↓
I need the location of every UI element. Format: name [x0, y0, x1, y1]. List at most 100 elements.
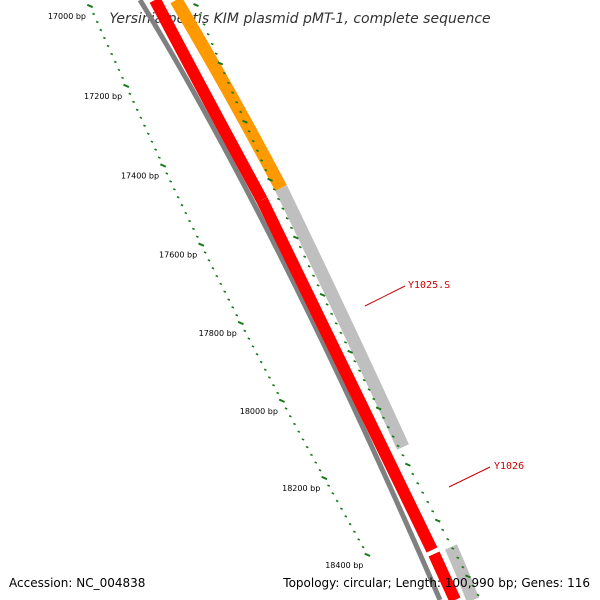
summary-text: Topology: circular; Length: 100,990 bp; … — [282, 576, 590, 590]
outer-tick — [434, 518, 441, 523]
outer-tick — [247, 130, 251, 133]
ruler-minor-tick — [110, 52, 114, 56]
ruler-minor-tick — [361, 545, 365, 549]
outer-tick — [362, 378, 366, 382]
ruler-major-tick — [278, 398, 286, 403]
ruler-minor-tick — [106, 44, 110, 48]
map-title: Yersinia pestis KIM plasmid pMT-1, compl… — [109, 11, 490, 27]
ruler-minor-tick — [203, 251, 207, 254]
ruler-major-tick — [159, 163, 167, 168]
outer-tick — [358, 369, 362, 372]
gene-orange — [170, 0, 287, 192]
gene-track-red-1 — [149, 0, 268, 203]
ruler-minor-tick — [139, 116, 143, 120]
outer-tick — [367, 388, 371, 391]
outer-tick — [431, 510, 435, 513]
ruler-label: 18200 bp — [282, 484, 320, 493]
ruler-minor-tick — [146, 132, 150, 135]
outer-tick — [343, 341, 348, 344]
outer-tick — [214, 52, 218, 55]
ruler-minor-tick — [235, 314, 239, 317]
outer-tick — [239, 110, 243, 114]
ruler-minor-tick — [219, 282, 223, 286]
outer-tick — [292, 235, 299, 240]
ruler-minor-tick — [143, 124, 146, 128]
ruler-ticks — [86, 3, 371, 557]
ruler-major-tick — [86, 3, 94, 9]
outer-tick — [231, 91, 235, 94]
outer-tick — [446, 537, 450, 541]
outer-tick — [372, 397, 376, 401]
ruler-minor-tick — [99, 28, 103, 32]
outer-tick — [193, 2, 199, 8]
outer-tick — [312, 274, 316, 278]
outer-tick — [251, 139, 255, 143]
ruler-minor-tick — [331, 492, 335, 495]
outer-tick — [206, 32, 210, 36]
ruler-labels: 17000 bp 17200 bp 17400 bp 17600 bp 17800 bp… — [48, 12, 364, 570]
gene-label-leader-y1025s — [364, 285, 406, 307]
outer-tick — [334, 322, 338, 325]
outer-tick — [456, 556, 460, 560]
ruler-label: 17000 bp — [48, 12, 86, 21]
gene-label-y1025s[interactable]: Y1025.S — [408, 280, 450, 291]
outer-tick — [404, 462, 411, 467]
outer-ticks — [193, 2, 480, 597]
ruler-minor-tick — [327, 484, 331, 487]
ruler-minor-tick — [227, 298, 231, 301]
ruler-minor-tick — [314, 461, 318, 464]
ruler-minor-tick — [157, 156, 161, 159]
ruler-minor-tick — [95, 20, 99, 24]
outer-tick — [281, 207, 285, 210]
ruler-minor-tick — [263, 368, 267, 371]
ruler-minor-tick — [132, 100, 135, 104]
ruler-minor-tick — [284, 407, 288, 410]
ruler-label: 17400 bp — [121, 172, 159, 181]
ruler-minor-tick — [135, 108, 139, 112]
gene-track-red-2 — [256, 197, 438, 553]
outer-tick — [325, 303, 329, 306]
ruler-major-tick — [123, 83, 130, 89]
outer-tick — [416, 482, 420, 485]
ruler-label: 18000 bp — [240, 407, 278, 416]
outer-tick — [441, 528, 445, 532]
outer-tick — [264, 168, 268, 172]
outer-tick — [396, 444, 400, 448]
ruler-minor-tick — [318, 469, 322, 472]
ruler-minor-tick — [102, 36, 106, 40]
gene-label-y1026[interactable]: Y1026 — [494, 461, 524, 472]
outer-tick — [339, 331, 343, 335]
outer-tick — [381, 416, 385, 420]
ruler-minor-tick — [305, 445, 309, 449]
gene-gray-y1026 — [445, 544, 480, 600]
gene-track-red-3 — [428, 551, 461, 600]
ruler-minor-tick — [150, 140, 154, 143]
outer-tick — [260, 159, 264, 162]
ruler-label: 18400 bp — [325, 561, 363, 570]
ruler-minor-tick — [357, 538, 361, 541]
ruler-minor-tick — [231, 306, 235, 309]
outer-tick — [375, 406, 382, 411]
backbone-line — [137, 0, 443, 600]
outer-tick — [307, 264, 311, 268]
ruler-minor-tick — [154, 148, 158, 151]
ruler-minor-tick — [211, 266, 215, 270]
ruler-minor-tick — [121, 76, 125, 80]
outer-tick — [255, 149, 259, 153]
outer-tick — [401, 454, 405, 457]
outer-tick — [242, 119, 248, 124]
ruler-minor-tick — [172, 188, 176, 191]
ruler-minor-tick — [176, 196, 180, 199]
accession-text: Accession: NC_004838 — [9, 576, 145, 590]
outer-tick — [198, 13, 202, 16]
gene-label-leader-y1026 — [448, 466, 491, 488]
ruler-minor-tick — [247, 337, 251, 340]
outer-tick — [202, 23, 206, 26]
ruler-minor-tick — [243, 329, 247, 333]
outer-tick — [347, 349, 354, 354]
ruler-minor-tick — [195, 235, 199, 238]
outer-tick — [285, 217, 289, 220]
outer-tick — [471, 584, 475, 587]
outer-tick — [267, 177, 273, 182]
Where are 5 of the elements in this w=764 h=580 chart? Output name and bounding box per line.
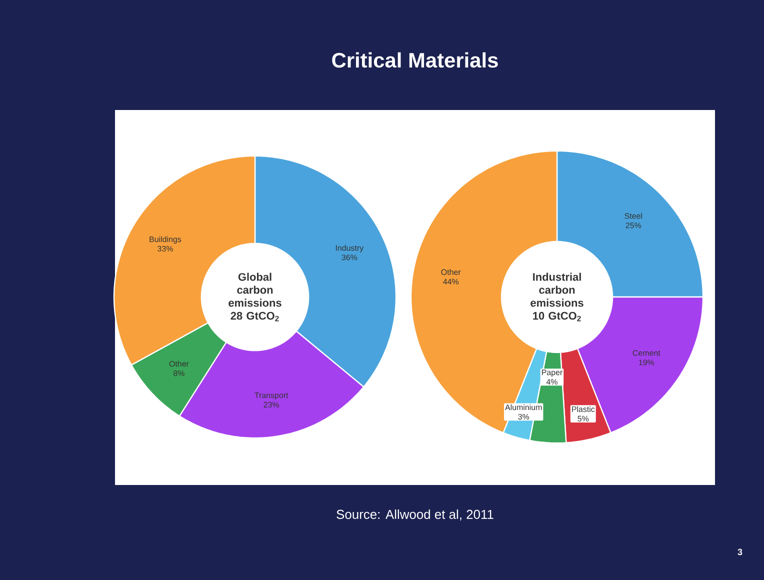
text: Critical Materials — [332, 52, 498, 68]
text: Industrial carbon emissions 10 GtCO$_{2}$ — [530, 272, 584, 322]
source-note: Source: Allwood et al, 2011 — [336, 509, 494, 521]
text: Global carbon emissions 28 GtCO$_{2}$ — [228, 272, 282, 322]
text: 3 — [738, 548, 742, 556]
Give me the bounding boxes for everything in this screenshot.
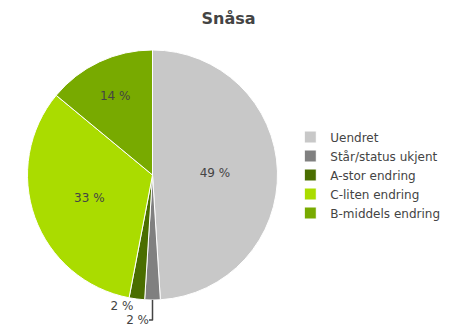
- svg-text:A-stor endring: A-stor endring: [330, 169, 415, 183]
- svg-text:Står/status ukjent: Står/status ukjent: [330, 150, 437, 164]
- svg-text:14 %: 14 %: [100, 89, 131, 103]
- svg-text:Snåsa: Snåsa: [201, 9, 255, 28]
- svg-text:49 %: 49 %: [200, 166, 231, 180]
- svg-text:C-liten endring: C-liten endring: [330, 188, 419, 202]
- svg-text:Uendret: Uendret: [330, 131, 378, 145]
- svg-text:33 %: 33 %: [74, 191, 105, 205]
- svg-text:2 %: 2 %: [110, 299, 133, 313]
- svg-text:B-middels endring: B-middels endring: [330, 207, 440, 221]
- svg-text:2 %: 2 %: [126, 313, 149, 327]
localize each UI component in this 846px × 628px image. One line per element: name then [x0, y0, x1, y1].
↑
To do:
Copy the lines of the data above exactly, starting at the line that contains "text: Critical Materials — [332, 52, 498, 68]" and ending at the line that contains "text: Global carbon", with both of those lines included.

Answer for this exercise:
text: Critical Materials — [332, 52, 498, 68]
text: Industrial carbon emissions 10 GtCO$_{2}$ — [530, 272, 584, 322]
source-note: Source: Allwood et al, 2011 — [336, 509, 494, 521]
text: Global carbon emissions 28 GtCO$_{2}$ — [228, 272, 282, 322]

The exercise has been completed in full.